#### TASK REQUIREMENTS:
All records are to be printed exactly as they appear.

#### DATASET:
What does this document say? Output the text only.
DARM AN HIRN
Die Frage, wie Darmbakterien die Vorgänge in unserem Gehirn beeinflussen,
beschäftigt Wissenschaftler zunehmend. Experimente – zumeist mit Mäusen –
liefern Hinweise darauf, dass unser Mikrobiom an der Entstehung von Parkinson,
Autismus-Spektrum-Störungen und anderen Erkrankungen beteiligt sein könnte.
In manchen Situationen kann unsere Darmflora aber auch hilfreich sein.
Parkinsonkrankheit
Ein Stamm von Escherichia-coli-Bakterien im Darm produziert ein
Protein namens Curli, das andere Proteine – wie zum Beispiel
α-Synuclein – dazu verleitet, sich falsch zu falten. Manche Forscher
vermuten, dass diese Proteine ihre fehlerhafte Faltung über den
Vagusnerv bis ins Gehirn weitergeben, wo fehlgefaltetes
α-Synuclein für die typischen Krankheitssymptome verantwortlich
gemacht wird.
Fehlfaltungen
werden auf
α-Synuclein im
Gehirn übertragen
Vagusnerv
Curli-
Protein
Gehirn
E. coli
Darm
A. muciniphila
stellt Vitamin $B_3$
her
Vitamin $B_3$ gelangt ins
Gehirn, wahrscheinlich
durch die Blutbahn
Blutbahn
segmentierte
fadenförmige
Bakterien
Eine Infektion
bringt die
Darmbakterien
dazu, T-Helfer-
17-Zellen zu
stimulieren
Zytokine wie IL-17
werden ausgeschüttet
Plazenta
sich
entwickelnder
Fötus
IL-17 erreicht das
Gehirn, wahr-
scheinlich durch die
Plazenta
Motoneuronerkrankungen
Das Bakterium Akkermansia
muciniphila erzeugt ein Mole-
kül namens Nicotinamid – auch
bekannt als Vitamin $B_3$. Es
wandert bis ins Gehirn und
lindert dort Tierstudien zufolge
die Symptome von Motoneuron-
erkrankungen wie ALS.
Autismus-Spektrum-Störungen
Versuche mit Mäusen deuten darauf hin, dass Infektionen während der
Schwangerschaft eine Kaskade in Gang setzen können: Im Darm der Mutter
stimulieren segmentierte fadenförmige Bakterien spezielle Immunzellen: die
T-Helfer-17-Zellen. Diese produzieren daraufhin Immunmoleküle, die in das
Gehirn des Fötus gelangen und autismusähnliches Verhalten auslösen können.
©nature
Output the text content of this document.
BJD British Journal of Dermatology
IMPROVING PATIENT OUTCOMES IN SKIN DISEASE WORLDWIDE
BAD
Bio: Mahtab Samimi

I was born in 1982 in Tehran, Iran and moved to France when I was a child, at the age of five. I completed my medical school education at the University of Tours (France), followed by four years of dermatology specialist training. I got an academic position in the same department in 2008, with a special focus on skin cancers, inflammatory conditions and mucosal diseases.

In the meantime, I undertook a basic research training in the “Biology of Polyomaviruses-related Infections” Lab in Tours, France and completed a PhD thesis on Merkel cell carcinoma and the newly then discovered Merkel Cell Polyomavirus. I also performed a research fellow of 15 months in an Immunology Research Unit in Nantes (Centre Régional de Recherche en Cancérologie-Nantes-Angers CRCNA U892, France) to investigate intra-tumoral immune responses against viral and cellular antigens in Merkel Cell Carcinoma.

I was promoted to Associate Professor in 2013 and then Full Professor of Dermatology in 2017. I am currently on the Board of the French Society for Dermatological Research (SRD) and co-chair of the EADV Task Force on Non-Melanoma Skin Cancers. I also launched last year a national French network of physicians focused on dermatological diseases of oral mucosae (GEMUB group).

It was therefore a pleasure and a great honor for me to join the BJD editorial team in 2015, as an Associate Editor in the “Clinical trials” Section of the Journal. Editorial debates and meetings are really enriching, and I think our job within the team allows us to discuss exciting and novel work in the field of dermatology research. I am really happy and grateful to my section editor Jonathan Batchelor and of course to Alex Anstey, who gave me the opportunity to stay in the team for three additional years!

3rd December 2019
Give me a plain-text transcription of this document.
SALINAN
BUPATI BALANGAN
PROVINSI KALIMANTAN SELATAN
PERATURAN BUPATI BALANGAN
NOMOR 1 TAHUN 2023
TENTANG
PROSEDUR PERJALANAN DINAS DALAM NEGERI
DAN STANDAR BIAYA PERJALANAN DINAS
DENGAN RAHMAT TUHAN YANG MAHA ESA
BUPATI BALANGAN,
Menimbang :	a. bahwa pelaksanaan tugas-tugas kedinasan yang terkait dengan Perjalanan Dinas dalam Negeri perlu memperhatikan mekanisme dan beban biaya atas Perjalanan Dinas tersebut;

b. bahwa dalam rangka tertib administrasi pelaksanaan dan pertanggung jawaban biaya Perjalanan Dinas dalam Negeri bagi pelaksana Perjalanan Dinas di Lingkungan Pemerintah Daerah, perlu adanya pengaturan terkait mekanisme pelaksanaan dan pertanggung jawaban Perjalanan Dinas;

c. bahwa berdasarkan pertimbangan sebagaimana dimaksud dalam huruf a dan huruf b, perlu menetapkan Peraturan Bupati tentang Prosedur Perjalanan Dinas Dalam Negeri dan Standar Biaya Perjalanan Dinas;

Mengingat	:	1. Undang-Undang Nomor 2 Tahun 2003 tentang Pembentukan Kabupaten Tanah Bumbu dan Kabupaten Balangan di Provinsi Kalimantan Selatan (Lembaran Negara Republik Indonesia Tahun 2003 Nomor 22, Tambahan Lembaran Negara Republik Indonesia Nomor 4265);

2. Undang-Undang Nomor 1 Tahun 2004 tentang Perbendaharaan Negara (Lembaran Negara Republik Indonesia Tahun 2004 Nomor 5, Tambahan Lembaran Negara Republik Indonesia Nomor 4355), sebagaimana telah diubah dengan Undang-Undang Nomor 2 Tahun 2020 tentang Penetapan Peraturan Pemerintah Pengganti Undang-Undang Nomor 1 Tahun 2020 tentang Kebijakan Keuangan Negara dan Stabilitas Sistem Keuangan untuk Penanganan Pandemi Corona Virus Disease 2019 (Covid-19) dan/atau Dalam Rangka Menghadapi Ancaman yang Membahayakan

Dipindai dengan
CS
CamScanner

#### TASK OUTPUT:
What does this document say? Output the text only.
DARM AN HIRN
Die Frage, wie Darmbakterien die Vorgänge in unserem Gehirn beeinflussen,
beschäftigt Wissenschaftler zunehmend. Experimente – zumeist mit Mäusen –
liefern Hinweise darauf, dass unser Mikrobiom an der Entstehung von Parkinson,
Autismus-Spektrum-Störungen und anderen Erkrankungen beteiligt sein könnte.
In manchen Situationen kann unsere Darmflora aber auch hilfreich sein.
Parkinsonkrankheit
Ein Stamm von Escherichia-coli-Bakterien im Darm produziert ein
Protein namens Curli, das andere Proteine – wie zum Beispiel
α-Synuclein – dazu verleitet, sich falsch zu falten. Manche Forscher
vermuten, dass diese Proteine ihre fehlerhafte Faltung über den
Vagusnerv bis ins Gehirn weitergeben, wo fehlgefaltetes
α-Synuclein für die typischen Krankheitssymptome verantwortlich
gemacht wird.
Fehlfaltungen
werden auf
α-Synuclein im
Gehirn übertragen
Vagusnerv
Curli-
Protein
Gehirn
E. coli
Darm
A. muciniphila
stellt Vitamin $B_3$
her
Vitamin $B_3$ gelangt ins
Gehirn, wahrscheinlich
durch die Blutbahn
Blutbahn
segmentierte
fadenförmige
Bakterien
Eine Infektion
bringt die
Darmbakterien
dazu, T-Helfer-
17-Zellen zu
stimulieren
Zytokine wie IL-17
werden ausgeschüttet
Plazenta
sich
entwickelnder
Fötus
IL-17 erreicht das
Gehirn, wahr-
scheinlich durch die
Plazenta
Motoneuronerkrankungen
Das Bakterium Akkermansia
muciniphila erzeugt ein Mole-
kül namens Nicotinamid – auch
bekannt als Vitamin $B_3$. Es
wandert bis ins Gehirn und
lindert dort Tierstudien zufolge
die Symptome von Motoneuron-
erkrankungen wie ALS.
Autismus-Spektrum-Störungen
Versuche mit Mäusen deuten darauf hin, dass Infektionen während der
Schwangerschaft eine Kaskade in Gang setzen können: Im Darm der Mutter
stimulieren segmentierte fadenförmige Bakterien spezielle Immunzellen: die
T-Helfer-17-Zellen. Diese produzieren daraufhin Immunmoleküle, die in das
Gehirn des Fötus gelangen und autismusähnliches Verhalten auslösen können.
©nature
Output the text content of this document.
BJD British Journal of Dermatology
IMPROVING PATIENT OUTCOMES IN SKIN DISEASE WORLDWIDE
BAD
Bio: Mahtab Samimi

I was born in 1982 in Tehran, Iran and moved to France when I was a child, at the age of five. I completed my medical school education at the University of Tours (France), followed by four years of dermatology specialist training. I got an academic position in the same department in 2008, with a special focus on skin cancers, inflammatory conditions and mucosal diseases.

In the meantime, I undertook a basic research training in the “Biology of Polyomaviruses-related Infections” Lab in Tours, France and completed a PhD thesis on Merkel cell carcinoma and the newly then discovered Merkel Cell Polyomavirus. I also performed a research fellow of 15 months in an Immunology Research Unit in Nantes (Centre Régional de Recherche en Cancérologie-Nantes-Angers CRCNA U892, France) to investigate intra-tumoral immune responses against viral and cellular antigens in Merkel Cell Carcinoma.

I was promoted to Associate Professor in 2013 and then Full Professor of Dermatology in 2017. I am currently on the Board of the French Society for Dermatological Research (SRD) and co-chair of the EADV Task Force on Non-Melanoma Skin Cancers. I also launched last year a national French network of physicians focused on dermatological diseases of oral mucosae (GEMUB group).

It was therefore a pleasure and a great honor for me to join the BJD editorial team in 2015, as an Associate Editor in the “Clinical trials” Section of the Journal. Editorial debates and meetings are really enriching, and I think our job within the team allows us to discuss exciting and novel work in the field of dermatology research. I am really happy and grateful to my section editor Jonathan Batchelor and of course to Alex Anstey, who gave me the opportunity to stay in the team for three additional years!

3rd December 2019
Give me a plain-text transcription of this document.
SALINAN
BUPATI BALANGAN
PROVINSI KALIMANTAN SELATAN
PERATURAN BUPATI BALANGAN
NOMOR 1 TAHUN 2023
TENTANG
PROSEDUR PERJALANAN DINAS DALAM NEGERI
DAN STANDAR BIAYA PERJALANAN DINAS
DENGAN RAHMAT TUHAN YANG MAHA ESA
BUPATI BALANGAN,
Menimbang :	a. bahwa pelaksanaan tugas-tugas kedinasan yang terkait dengan Perjalanan Dinas dalam Negeri perlu memperhatikan mekanisme dan beban biaya atas Perjalanan Dinas tersebut;

b. bahwa dalam rangka tertib administrasi pelaksanaan dan pertanggung jawaban biaya Perjalanan Dinas dalam Negeri bagi pelaksana Perjalanan Dinas di Lingkungan Pemerintah Daerah, perlu adanya pengaturan terkait mekanisme pelaksanaan dan pertanggung jawaban Perjalanan Dinas;

c. bahwa berdasarkan pertimbangan sebagaimana dimaksud dalam huruf a dan huruf b, perlu menetapkan Peraturan Bupati tentang Prosedur Perjalanan Dinas Dalam Negeri dan Standar Biaya Perjalanan Dinas;

Mengingat	:	1. Undang-Undang Nomor 2 Tahun 2003 tentang Pembentukan Kabupaten Tanah Bumbu dan Kabupaten Balangan di Provinsi Kalimantan Selatan (Lembaran Negara Republik Indonesia Tahun 2003 Nomor 22, Tambahan Lembaran Negara Republik Indonesia Nomor 4265);

2. Undang-Undang Nomor 1 Tahun 2004 tentang Perbendaharaan Negara (Lembaran Negara Republik Indonesia Tahun 2004 Nomor 5, Tambahan Lembaran Negara Republik Indonesia Nomor 4355), sebagaimana telah diubah dengan Undang-Undang Nomor 2 Tahun 2020 tentang Penetapan Peraturan Pemerintah Pengganti Undang-Undang Nomor 1 Tahun 2020 tentang Kebijakan Keuangan Negara dan Stabilitas Sistem Keuangan untuk Penanganan Pandemi Corona Virus Disease 2019 (Covid-19) dan/atau Dalam Rangka Menghadapi Ancaman yang Membahayakan

Dipindai dengan
CS
CamScanner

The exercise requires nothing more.